**What the task requires:** Write out the records word for word, with no pictures.

**Records for this task:**
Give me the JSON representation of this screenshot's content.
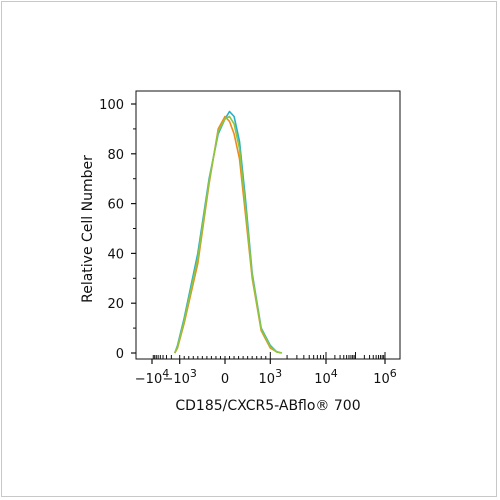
{
  "chart_data": {
    "type": "line",
    "title": "",
    "xlabel": "CD185/CXCR5-ABflo® 700",
    "ylabel": "Relative Cell Number",
    "xscale": "biexponential",
    "grid": false,
    "legend": "none",
    "ylim": [
      0,
      100
    ],
    "xlim": [
      -15000,
      1000000
    ],
    "x_ticks": [
      {
        "value": -10000,
        "base": "−10",
        "exp": "4"
      },
      {
        "value": -1000,
        "base": "−10",
        "exp": "3"
      },
      {
        "value": 0,
        "base": "0",
        "exp": ""
      },
      {
        "value": 1000,
        "base": "10",
        "exp": "3"
      },
      {
        "value": 10000,
        "base": "10",
        "exp": "4"
      },
      {
        "value": 1000000,
        "base": "10",
        "exp": "6"
      }
    ],
    "y_ticks": [
      0,
      20,
      40,
      60,
      80,
      100
    ],
    "series": [
      {
        "color": "#29aeca",
        "x": [
          -1500,
          -1200,
          -900,
          -600,
          -350,
          -150,
          0,
          100,
          200,
          320,
          450,
          600,
          800,
          1000,
          1300,
          1600
        ],
        "y": [
          0,
          3,
          14,
          40,
          70,
          88,
          94,
          97,
          95,
          85,
          62,
          32,
          10,
          3,
          0.5,
          0
        ]
      },
      {
        "color": "#ee8a1e",
        "x": [
          -1500,
          -1200,
          -900,
          -600,
          -350,
          -150,
          0,
          100,
          200,
          320,
          450,
          600,
          800,
          1000,
          1300,
          1600
        ],
        "y": [
          0,
          2,
          12,
          36,
          68,
          90,
          95,
          93,
          88,
          78,
          56,
          30,
          9,
          2,
          0.5,
          0
        ]
      },
      {
        "color": "#8cc63f",
        "x": [
          -1500,
          -1200,
          -900,
          -600,
          -350,
          -150,
          0,
          100,
          200,
          320,
          450,
          600,
          800,
          1000,
          1300,
          1600
        ],
        "y": [
          0,
          2.5,
          13,
          38,
          69,
          89,
          94,
          95,
          92,
          82,
          59,
          31,
          9.5,
          2.5,
          0.5,
          0
        ]
      }
    ]
  }
}
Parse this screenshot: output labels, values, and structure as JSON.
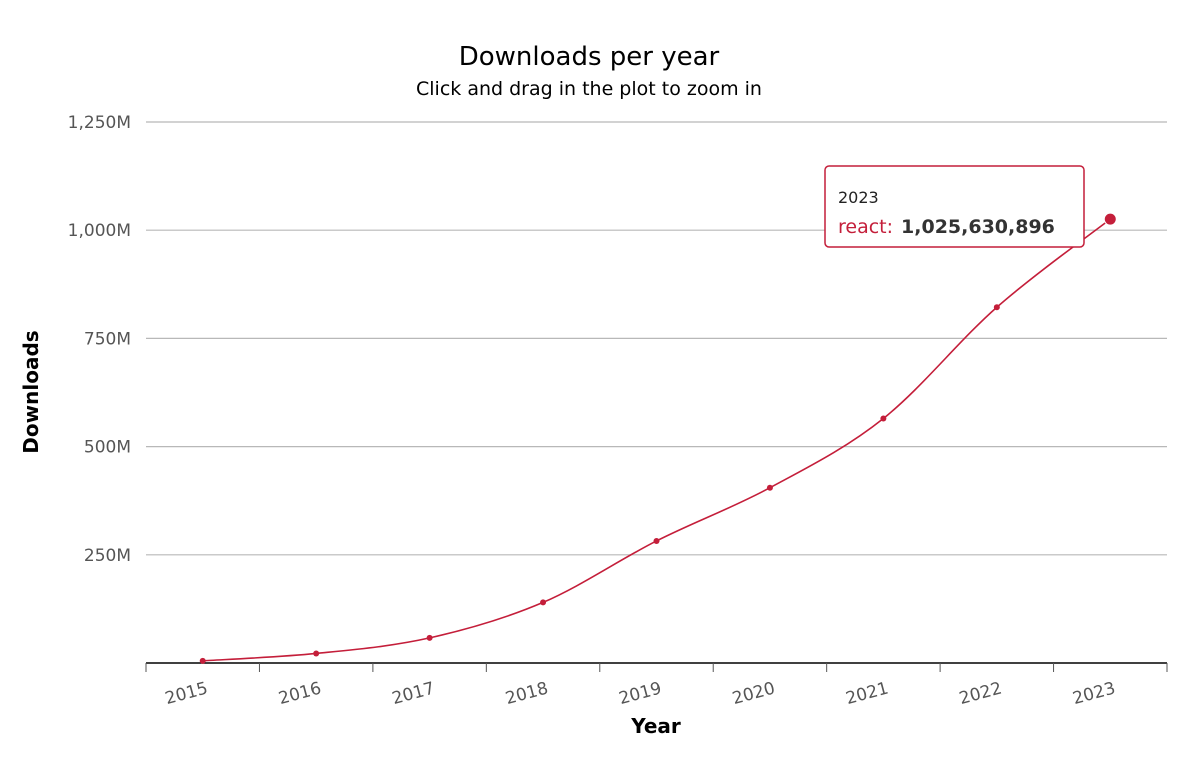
{
  "chart_data": {
    "type": "line",
    "title": "Downloads per year",
    "subtitle": "Click and drag in the plot to zoom in",
    "xlabel": "Year",
    "ylabel": "Downloads",
    "categories": [
      "2015",
      "2016",
      "2017",
      "2018",
      "2019",
      "2020",
      "2021",
      "2022",
      "2023"
    ],
    "series": [
      {
        "name": "react",
        "color": "#c41e3a",
        "values": [
          5000000,
          22000000,
          58000000,
          140000000,
          282000000,
          405000000,
          565000000,
          822000000,
          1025630896
        ]
      }
    ],
    "ylim": [
      0,
      1250000000
    ],
    "yticks": [
      {
        "value": 250000000,
        "label": "250M"
      },
      {
        "value": 500000000,
        "label": "500M"
      },
      {
        "value": 750000000,
        "label": "750M"
      },
      {
        "value": 1000000000,
        "label": "1,000M"
      },
      {
        "value": 1250000000,
        "label": "1,250M"
      }
    ],
    "grid": true,
    "legend": "none",
    "tooltip": {
      "category": "2023",
      "series": "react",
      "sep": ":",
      "value": "1,025,630,896"
    }
  }
}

**Answer to this exercise:**
Give me the JSON representation of this screenshot's content.
{
  "chart_data": {
    "type": "line",
    "title": "",
    "xlabel": "CD185/CXCR5-ABflo® 700",
    "ylabel": "Relative Cell Number",
    "xscale": "biexponential",
    "grid": false,
    "legend": "none",
    "ylim": [
      0,
      100
    ],
    "xlim": [
      -15000,
      1000000
    ],
    "x_ticks": [
      {
        "value": -10000,
        "base": "−10",
        "exp": "4"
      },
      {
        "value": -1000,
        "base": "−10",
        "exp": "3"
      },
      {
        "value": 0,
        "base": "0",
        "exp": ""
      },
      {
        "value": 1000,
        "base": "10",
        "exp": "3"
      },
      {
        "value": 10000,
        "base": "10",
        "exp": "4"
      },
      {
        "value": 1000000,
        "base": "10",
        "exp": "6"
      }
    ],
    "y_ticks": [
      0,
      20,
      40,
      60,
      80,
      100
    ],
    "series": [
      {
        "color": "#29aeca",
        "x": [
          -1500,
          -1200,
          -900,
          -600,
          -350,
          -150,
          0,
          100,
          200,
          320,
          450,
          600,
          800,
          1000,
          1300,
          1600
        ],
        "y": [
          0,
          3,
          14,
          40,
          70,
          88,
          94,
          97,
          95,
          85,
          62,
          32,
          10,
          3,
          0.5,
          0
        ]
      },
      {
        "color": "#ee8a1e",
        "x": [
          -1500,
          -1200,
          -900,
          -600,
          -350,
          -150,
          0,
          100,
          200,
          320,
          450,
          600,
          800,
          1000,
          1300,
          1600
        ],
        "y": [
          0,
          2,
          12,
          36,
          68,
          90,
          95,
          93,
          88,
          78,
          56,
          30,
          9,
          2,
          0.5,
          0
        ]
      },
      {
        "color": "#8cc63f",
        "x": [
          -1500,
          -1200,
          -900,
          -600,
          -350,
          -150,
          0,
          100,
          200,
          320,
          450,
          600,
          800,
          1000,
          1300,
          1600
        ],
        "y": [
          0,
          2.5,
          13,
          38,
          69,
          89,
          94,
          95,
          92,
          82,
          59,
          31,
          9.5,
          2.5,
          0.5,
          0
        ]
      }
    ]
  }
}
Parse this screenshot: output labels, values, and structure as JSON.
{
  "chart_data": {
    "type": "line",
    "title": "Downloads per year",
    "subtitle": "Click and drag in the plot to zoom in",
    "xlabel": "Year",
    "ylabel": "Downloads",
    "categories": [
      "2015",
      "2016",
      "2017",
      "2018",
      "2019",
      "2020",
      "2021",
      "2022",
      "2023"
    ],
    "series": [
      {
        "name": "react",
        "color": "#c41e3a",
        "values": [
          5000000,
          22000000,
          58000000,
          140000000,
          282000000,
          405000000,
          565000000,
          822000000,
          1025630896
        ]
      }
    ],
    "ylim": [
      0,
      1250000000
    ],
    "yticks": [
      {
        "value": 250000000,
        "label": "250M"
      },
      {
        "value": 500000000,
        "label": "500M"
      },
      {
        "value": 750000000,
        "label": "750M"
      },
      {
        "value": 1000000000,
        "label": "1,000M"
      },
      {
        "value": 1250000000,
        "label": "1,250M"
      }
    ],
    "grid": true,
    "legend": "none",
    "tooltip": {
      "category": "2023",
      "series": "react",
      "sep": ":",
      "value": "1,025,630,896"
    }
  }
}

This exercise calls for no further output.